Instruction —
Extract the lines from the start of the records through the line containing "svg-text:HAND: HAND: [1361, 961, 1391, 972]", including both ends, and reproduce them exactly.

(Records of where elements appear)
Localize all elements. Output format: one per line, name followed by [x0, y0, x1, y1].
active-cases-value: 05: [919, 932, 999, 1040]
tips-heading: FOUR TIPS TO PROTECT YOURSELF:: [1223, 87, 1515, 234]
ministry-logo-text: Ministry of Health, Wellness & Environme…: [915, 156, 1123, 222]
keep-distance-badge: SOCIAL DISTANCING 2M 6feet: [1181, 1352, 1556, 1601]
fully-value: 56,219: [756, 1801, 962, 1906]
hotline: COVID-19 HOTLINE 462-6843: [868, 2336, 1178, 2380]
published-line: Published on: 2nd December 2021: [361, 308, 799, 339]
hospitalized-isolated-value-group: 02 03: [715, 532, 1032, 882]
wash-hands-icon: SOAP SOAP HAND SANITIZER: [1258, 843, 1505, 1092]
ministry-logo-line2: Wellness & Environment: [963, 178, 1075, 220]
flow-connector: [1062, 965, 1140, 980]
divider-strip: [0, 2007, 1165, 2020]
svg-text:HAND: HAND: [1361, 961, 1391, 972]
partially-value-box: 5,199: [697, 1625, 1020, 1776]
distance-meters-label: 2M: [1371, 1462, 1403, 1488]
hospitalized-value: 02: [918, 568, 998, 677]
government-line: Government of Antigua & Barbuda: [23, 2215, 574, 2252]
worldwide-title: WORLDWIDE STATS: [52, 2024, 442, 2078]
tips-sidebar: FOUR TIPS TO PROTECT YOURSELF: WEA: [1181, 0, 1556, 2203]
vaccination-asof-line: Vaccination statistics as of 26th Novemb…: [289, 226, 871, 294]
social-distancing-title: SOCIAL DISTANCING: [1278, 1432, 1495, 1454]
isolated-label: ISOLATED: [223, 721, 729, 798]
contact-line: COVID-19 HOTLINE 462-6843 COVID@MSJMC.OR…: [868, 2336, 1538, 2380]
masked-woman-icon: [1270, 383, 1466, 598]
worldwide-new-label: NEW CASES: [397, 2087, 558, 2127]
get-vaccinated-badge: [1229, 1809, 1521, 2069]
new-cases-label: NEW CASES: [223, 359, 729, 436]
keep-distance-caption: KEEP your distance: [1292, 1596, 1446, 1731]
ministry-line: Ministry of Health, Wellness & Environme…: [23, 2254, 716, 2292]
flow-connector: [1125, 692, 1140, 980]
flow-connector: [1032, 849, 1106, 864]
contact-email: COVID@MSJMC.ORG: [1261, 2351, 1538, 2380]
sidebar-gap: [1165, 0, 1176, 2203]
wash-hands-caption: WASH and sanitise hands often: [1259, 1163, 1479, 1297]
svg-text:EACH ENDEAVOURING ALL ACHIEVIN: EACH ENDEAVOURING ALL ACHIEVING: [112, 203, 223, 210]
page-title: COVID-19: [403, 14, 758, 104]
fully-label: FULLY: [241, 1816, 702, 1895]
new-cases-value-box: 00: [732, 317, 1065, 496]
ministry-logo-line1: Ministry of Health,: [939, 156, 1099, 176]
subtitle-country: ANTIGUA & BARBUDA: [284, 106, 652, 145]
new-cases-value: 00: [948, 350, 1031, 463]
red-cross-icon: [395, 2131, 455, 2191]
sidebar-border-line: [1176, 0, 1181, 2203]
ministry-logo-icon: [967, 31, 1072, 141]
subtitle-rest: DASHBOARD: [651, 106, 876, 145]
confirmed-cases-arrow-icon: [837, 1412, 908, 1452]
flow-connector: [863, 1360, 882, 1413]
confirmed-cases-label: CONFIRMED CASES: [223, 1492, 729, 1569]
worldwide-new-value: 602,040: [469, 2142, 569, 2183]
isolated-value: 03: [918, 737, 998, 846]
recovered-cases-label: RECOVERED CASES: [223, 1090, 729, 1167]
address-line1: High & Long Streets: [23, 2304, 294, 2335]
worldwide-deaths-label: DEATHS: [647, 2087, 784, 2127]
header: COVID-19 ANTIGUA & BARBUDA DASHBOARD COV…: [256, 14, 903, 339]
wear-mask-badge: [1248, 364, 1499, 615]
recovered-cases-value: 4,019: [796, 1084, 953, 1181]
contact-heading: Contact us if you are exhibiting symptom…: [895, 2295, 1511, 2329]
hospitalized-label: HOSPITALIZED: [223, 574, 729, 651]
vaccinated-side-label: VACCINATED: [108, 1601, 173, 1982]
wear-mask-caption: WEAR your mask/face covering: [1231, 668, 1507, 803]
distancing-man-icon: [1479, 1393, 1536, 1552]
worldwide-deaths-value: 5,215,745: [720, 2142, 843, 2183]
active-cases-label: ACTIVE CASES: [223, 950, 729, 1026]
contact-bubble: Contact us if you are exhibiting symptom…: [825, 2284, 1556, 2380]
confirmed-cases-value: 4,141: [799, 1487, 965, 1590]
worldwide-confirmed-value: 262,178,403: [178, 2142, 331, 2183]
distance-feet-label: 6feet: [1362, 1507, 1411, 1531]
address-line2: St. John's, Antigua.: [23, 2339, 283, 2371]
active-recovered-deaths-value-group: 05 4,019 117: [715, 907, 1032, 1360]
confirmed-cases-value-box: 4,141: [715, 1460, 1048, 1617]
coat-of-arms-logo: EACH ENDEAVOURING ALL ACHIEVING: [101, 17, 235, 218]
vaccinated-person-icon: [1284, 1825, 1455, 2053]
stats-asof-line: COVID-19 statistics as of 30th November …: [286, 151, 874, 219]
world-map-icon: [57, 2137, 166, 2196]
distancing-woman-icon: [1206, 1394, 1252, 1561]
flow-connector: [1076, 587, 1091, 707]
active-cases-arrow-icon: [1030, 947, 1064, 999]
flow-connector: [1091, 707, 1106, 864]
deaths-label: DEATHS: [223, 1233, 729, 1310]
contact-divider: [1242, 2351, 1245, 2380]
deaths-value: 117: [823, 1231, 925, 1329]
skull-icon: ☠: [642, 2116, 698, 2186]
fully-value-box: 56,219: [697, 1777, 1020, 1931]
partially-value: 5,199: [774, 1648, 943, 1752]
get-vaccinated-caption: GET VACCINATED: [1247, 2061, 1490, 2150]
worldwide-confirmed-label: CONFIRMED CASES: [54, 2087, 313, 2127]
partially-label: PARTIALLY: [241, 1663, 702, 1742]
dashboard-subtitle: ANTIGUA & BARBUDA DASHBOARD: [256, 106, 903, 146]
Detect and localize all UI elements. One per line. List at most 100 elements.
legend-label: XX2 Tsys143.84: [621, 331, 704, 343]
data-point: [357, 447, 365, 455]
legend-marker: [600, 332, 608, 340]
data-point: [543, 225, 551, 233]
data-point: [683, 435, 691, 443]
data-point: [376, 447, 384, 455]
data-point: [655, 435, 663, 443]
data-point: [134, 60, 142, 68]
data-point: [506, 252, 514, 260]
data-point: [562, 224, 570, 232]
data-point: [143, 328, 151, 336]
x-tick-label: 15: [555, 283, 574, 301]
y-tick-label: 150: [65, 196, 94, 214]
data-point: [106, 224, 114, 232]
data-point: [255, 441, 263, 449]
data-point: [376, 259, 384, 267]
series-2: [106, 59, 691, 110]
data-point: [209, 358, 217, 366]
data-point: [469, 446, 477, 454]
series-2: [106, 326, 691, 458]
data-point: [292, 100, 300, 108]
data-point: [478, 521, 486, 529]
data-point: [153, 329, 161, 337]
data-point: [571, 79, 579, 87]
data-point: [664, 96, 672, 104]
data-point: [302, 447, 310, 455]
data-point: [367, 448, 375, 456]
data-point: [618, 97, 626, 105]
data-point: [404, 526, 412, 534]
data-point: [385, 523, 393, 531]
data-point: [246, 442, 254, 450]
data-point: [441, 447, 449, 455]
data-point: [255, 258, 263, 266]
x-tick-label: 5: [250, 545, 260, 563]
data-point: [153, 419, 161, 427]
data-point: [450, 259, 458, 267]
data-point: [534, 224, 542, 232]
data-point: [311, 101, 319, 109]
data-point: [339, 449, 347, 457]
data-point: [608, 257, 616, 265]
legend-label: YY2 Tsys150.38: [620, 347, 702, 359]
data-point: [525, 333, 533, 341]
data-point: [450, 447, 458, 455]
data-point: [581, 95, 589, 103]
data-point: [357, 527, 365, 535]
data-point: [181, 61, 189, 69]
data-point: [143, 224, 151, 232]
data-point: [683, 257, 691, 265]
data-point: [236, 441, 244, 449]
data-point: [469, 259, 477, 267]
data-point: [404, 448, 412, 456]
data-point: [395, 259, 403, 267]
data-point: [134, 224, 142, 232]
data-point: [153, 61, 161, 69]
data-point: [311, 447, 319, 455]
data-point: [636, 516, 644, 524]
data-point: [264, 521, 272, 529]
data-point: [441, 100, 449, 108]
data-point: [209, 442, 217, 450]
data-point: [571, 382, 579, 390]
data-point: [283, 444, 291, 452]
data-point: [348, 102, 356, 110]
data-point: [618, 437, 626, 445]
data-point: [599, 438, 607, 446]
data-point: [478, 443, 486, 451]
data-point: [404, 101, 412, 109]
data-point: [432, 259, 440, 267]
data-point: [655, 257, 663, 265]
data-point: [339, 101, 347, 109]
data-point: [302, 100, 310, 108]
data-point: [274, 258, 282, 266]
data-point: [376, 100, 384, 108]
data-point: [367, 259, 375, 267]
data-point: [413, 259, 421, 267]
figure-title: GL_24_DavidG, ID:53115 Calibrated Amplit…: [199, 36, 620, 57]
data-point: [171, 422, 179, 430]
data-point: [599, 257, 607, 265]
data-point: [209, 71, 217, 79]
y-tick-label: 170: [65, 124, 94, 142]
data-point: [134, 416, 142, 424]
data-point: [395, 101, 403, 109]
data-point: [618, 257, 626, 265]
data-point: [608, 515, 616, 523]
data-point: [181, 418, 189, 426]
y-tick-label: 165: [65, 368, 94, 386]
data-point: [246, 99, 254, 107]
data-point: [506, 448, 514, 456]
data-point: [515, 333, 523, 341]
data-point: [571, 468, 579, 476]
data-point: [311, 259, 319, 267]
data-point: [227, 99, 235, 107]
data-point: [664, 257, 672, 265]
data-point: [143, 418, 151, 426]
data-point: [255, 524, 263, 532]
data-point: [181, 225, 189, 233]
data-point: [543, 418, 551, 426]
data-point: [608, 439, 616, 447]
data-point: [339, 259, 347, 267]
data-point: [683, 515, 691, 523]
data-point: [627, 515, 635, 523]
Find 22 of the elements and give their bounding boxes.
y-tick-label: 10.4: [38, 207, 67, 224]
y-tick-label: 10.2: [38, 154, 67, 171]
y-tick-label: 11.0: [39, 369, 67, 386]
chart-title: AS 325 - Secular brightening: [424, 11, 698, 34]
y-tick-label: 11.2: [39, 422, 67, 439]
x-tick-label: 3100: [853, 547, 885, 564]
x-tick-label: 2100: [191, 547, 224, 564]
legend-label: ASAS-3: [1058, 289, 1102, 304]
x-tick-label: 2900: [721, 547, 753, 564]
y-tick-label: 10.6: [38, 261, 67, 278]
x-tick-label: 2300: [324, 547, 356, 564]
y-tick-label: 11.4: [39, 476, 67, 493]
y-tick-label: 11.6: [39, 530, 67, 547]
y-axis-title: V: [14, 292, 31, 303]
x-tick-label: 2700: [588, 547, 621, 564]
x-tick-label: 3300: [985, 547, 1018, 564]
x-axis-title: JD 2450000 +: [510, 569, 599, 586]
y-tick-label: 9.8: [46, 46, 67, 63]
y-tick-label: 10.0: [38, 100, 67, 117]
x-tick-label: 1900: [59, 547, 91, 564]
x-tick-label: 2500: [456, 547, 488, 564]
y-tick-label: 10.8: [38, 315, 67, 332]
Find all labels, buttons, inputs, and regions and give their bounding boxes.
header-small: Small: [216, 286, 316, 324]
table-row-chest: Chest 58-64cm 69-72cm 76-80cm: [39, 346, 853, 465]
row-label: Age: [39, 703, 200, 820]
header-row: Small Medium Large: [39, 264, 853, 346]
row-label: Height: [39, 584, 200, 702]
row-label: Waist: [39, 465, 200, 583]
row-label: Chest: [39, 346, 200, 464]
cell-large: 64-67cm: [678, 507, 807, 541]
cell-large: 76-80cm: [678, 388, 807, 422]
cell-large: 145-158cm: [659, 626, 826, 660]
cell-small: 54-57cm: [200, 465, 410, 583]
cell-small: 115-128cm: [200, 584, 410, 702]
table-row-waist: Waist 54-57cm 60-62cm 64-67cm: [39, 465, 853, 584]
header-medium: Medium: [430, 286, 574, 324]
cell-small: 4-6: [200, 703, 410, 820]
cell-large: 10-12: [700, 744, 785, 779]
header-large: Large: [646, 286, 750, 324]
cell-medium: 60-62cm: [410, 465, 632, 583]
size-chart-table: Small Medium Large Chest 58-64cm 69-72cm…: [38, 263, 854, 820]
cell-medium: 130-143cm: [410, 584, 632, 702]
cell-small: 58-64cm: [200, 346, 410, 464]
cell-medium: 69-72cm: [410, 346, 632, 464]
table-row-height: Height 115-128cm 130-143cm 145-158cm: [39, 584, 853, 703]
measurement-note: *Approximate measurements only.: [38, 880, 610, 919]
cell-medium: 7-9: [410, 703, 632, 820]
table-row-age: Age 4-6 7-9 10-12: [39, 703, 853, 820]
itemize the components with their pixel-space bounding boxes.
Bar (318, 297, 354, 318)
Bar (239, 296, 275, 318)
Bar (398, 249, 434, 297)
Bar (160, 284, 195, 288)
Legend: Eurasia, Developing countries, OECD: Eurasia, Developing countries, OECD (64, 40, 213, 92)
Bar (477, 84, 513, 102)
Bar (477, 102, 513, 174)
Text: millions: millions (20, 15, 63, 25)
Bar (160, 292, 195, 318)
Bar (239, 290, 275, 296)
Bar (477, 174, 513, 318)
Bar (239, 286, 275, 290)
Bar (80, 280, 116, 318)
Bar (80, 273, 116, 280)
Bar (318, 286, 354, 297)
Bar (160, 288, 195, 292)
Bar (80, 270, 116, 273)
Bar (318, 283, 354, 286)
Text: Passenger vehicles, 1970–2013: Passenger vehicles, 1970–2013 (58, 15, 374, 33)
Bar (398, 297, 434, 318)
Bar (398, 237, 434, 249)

Result of this exercise —
Localize all elements. Output format: one per line, name followed by [x0, y0, x1, y1].
active-cases-value: 05: [919, 932, 999, 1040]
tips-heading: FOUR TIPS TO PROTECT YOURSELF:: [1223, 87, 1515, 234]
ministry-logo-text: Ministry of Health, Wellness & Environme…: [915, 156, 1123, 222]
keep-distance-badge: SOCIAL DISTANCING 2M 6feet: [1181, 1352, 1556, 1601]
fully-value: 56,219: [756, 1801, 962, 1906]
hotline: COVID-19 HOTLINE 462-6843: [868, 2336, 1178, 2380]
published-line: Published on: 2nd December 2021: [361, 308, 799, 339]
hospitalized-isolated-value-group: 02 03: [715, 532, 1032, 882]
wash-hands-icon: SOAP SOAP HAND SANITIZER: [1258, 843, 1505, 1092]
ministry-logo-line2: Wellness & Environment: [963, 178, 1075, 220]
flow-connector: [1062, 965, 1140, 980]
divider-strip: [0, 2007, 1165, 2020]
svg-text:HAND: HAND: [1361, 961, 1391, 972]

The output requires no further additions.